STATED EXERCISE:
Locate every line that holds the string "drive" and copy it.

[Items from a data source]

• • •

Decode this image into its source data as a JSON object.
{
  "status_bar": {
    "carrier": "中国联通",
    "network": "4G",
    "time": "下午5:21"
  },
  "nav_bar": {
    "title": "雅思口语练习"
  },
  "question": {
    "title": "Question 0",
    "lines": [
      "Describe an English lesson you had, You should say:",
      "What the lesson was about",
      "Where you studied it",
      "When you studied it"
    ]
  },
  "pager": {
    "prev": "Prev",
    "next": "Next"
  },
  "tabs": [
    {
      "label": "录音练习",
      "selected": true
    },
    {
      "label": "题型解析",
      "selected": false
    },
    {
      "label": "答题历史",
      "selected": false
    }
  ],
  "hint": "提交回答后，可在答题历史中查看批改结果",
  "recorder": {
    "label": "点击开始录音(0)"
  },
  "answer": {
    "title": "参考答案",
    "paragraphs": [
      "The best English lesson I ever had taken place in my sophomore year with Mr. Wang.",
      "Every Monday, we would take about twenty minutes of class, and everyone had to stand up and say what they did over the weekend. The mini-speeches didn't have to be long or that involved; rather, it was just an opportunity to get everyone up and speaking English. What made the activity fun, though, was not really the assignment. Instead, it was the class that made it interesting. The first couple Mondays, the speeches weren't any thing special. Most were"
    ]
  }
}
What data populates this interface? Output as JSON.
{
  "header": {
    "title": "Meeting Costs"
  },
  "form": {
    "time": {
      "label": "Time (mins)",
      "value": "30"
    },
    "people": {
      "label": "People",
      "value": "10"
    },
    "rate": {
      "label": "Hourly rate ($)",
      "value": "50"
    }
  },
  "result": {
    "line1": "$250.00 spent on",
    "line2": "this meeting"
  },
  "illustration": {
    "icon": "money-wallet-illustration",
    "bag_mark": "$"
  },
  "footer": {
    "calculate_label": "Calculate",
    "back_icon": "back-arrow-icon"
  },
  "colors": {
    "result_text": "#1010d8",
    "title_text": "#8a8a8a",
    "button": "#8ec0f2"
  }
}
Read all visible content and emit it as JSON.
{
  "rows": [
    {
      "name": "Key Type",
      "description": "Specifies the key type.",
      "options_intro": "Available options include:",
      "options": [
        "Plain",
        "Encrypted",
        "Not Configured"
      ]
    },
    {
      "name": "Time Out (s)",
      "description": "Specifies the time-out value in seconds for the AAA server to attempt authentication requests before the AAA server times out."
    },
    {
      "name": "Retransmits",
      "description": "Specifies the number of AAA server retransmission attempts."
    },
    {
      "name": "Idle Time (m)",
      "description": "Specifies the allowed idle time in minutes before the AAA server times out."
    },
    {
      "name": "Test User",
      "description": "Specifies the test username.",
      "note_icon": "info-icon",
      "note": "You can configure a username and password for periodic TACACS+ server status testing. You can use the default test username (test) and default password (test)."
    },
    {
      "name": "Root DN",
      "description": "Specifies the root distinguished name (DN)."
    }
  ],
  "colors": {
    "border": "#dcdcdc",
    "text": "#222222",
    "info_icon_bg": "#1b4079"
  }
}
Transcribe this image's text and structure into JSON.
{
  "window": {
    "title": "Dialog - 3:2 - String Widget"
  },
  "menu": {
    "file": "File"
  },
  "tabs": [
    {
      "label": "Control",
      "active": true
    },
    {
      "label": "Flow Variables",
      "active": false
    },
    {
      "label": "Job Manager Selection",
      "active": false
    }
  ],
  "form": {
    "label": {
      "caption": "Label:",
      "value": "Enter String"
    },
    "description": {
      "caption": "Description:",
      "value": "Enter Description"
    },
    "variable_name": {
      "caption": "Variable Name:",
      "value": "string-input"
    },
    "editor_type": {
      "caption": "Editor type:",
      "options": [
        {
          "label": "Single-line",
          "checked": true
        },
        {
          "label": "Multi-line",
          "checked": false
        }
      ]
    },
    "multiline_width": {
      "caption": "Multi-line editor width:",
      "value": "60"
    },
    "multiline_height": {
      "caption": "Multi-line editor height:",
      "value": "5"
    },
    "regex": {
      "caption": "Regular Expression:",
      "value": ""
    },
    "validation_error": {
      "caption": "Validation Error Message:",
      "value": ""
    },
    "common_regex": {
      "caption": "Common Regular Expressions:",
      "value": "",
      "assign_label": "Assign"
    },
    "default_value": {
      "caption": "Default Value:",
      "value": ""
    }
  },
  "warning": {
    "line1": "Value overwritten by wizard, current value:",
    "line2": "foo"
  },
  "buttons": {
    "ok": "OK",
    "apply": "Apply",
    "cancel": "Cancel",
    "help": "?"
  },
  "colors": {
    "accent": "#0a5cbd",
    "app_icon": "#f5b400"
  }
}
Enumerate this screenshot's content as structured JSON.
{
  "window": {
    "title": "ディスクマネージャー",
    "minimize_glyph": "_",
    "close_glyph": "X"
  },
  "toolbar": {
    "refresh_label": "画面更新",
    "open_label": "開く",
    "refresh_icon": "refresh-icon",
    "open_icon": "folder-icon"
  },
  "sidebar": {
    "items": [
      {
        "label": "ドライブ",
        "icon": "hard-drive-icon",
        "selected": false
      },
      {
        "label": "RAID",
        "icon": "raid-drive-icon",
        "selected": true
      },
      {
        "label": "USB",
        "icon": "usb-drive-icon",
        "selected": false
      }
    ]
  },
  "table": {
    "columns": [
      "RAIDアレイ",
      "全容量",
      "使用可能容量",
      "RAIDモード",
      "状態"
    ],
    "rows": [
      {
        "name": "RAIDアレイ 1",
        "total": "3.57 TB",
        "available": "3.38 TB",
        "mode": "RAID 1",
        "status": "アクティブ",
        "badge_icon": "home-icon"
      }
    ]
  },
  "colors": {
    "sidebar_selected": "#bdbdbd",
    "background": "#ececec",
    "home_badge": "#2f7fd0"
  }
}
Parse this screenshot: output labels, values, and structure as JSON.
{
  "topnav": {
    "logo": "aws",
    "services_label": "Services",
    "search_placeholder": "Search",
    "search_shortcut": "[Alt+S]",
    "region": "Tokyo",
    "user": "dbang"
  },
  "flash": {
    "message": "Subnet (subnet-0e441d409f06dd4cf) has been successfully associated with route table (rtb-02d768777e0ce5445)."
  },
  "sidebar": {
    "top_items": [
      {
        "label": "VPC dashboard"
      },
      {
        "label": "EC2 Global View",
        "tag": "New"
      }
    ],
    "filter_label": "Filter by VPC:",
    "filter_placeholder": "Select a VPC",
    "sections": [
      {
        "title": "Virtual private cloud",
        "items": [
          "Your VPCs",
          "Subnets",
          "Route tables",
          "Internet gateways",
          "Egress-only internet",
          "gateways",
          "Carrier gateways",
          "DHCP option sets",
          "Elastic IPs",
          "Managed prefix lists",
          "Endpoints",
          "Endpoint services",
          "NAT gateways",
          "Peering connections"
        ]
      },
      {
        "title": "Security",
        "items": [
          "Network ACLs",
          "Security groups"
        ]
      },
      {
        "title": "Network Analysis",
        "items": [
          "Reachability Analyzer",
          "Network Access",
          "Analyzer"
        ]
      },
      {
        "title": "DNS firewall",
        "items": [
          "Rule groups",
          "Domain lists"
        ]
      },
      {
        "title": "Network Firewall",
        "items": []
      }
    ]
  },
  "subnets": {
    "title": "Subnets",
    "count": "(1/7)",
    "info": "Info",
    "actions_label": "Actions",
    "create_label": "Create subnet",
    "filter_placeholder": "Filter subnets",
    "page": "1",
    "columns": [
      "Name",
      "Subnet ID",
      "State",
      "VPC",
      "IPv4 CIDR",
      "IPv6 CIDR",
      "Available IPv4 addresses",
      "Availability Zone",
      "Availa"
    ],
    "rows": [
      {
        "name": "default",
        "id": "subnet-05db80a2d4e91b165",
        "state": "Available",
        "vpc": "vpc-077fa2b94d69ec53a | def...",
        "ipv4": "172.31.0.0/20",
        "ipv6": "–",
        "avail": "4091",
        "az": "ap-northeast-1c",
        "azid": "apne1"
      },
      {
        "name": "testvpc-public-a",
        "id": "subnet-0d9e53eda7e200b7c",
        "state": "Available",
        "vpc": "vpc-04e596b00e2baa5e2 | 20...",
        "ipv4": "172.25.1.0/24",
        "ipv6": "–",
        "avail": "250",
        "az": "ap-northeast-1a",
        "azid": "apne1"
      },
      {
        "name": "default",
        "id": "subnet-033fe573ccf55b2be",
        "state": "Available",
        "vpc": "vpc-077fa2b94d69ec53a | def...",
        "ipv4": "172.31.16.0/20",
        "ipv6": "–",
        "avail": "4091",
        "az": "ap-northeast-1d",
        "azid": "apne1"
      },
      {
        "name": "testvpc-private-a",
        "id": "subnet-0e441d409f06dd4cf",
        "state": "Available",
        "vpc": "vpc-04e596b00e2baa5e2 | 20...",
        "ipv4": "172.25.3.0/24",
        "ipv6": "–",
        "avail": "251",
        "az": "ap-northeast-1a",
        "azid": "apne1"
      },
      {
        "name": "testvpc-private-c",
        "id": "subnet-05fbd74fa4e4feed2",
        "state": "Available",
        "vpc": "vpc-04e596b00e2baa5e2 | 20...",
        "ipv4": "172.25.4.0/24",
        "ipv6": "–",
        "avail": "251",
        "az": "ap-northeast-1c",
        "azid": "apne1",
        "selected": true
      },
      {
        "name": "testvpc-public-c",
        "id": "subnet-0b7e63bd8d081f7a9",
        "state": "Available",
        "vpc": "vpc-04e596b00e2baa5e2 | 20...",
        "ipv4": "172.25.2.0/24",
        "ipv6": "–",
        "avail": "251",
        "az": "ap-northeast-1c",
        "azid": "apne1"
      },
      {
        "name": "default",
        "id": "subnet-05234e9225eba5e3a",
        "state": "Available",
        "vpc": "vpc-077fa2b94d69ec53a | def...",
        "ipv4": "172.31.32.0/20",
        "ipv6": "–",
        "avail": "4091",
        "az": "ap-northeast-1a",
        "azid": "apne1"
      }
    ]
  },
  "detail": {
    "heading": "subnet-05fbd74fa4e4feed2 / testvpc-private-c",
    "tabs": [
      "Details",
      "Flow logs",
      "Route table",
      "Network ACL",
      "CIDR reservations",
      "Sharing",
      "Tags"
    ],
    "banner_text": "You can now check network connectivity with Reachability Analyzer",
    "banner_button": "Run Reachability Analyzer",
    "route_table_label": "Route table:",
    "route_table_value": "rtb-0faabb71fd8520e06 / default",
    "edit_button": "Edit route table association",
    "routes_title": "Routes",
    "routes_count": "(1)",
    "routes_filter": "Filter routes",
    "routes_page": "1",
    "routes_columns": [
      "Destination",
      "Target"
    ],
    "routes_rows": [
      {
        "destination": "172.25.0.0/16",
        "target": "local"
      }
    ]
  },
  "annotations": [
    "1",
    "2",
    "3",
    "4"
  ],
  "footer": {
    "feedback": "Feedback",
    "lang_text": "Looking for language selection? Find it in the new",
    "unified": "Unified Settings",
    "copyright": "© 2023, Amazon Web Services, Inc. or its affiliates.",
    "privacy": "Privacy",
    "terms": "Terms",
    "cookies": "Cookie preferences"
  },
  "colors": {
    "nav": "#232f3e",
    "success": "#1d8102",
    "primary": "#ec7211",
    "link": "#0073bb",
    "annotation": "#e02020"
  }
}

• • •

SOLVED PROBLEM:
        "icon": "hard-drive-icon",
        "icon": "raid-drive-icon",
        "icon": "usb-drive-icon",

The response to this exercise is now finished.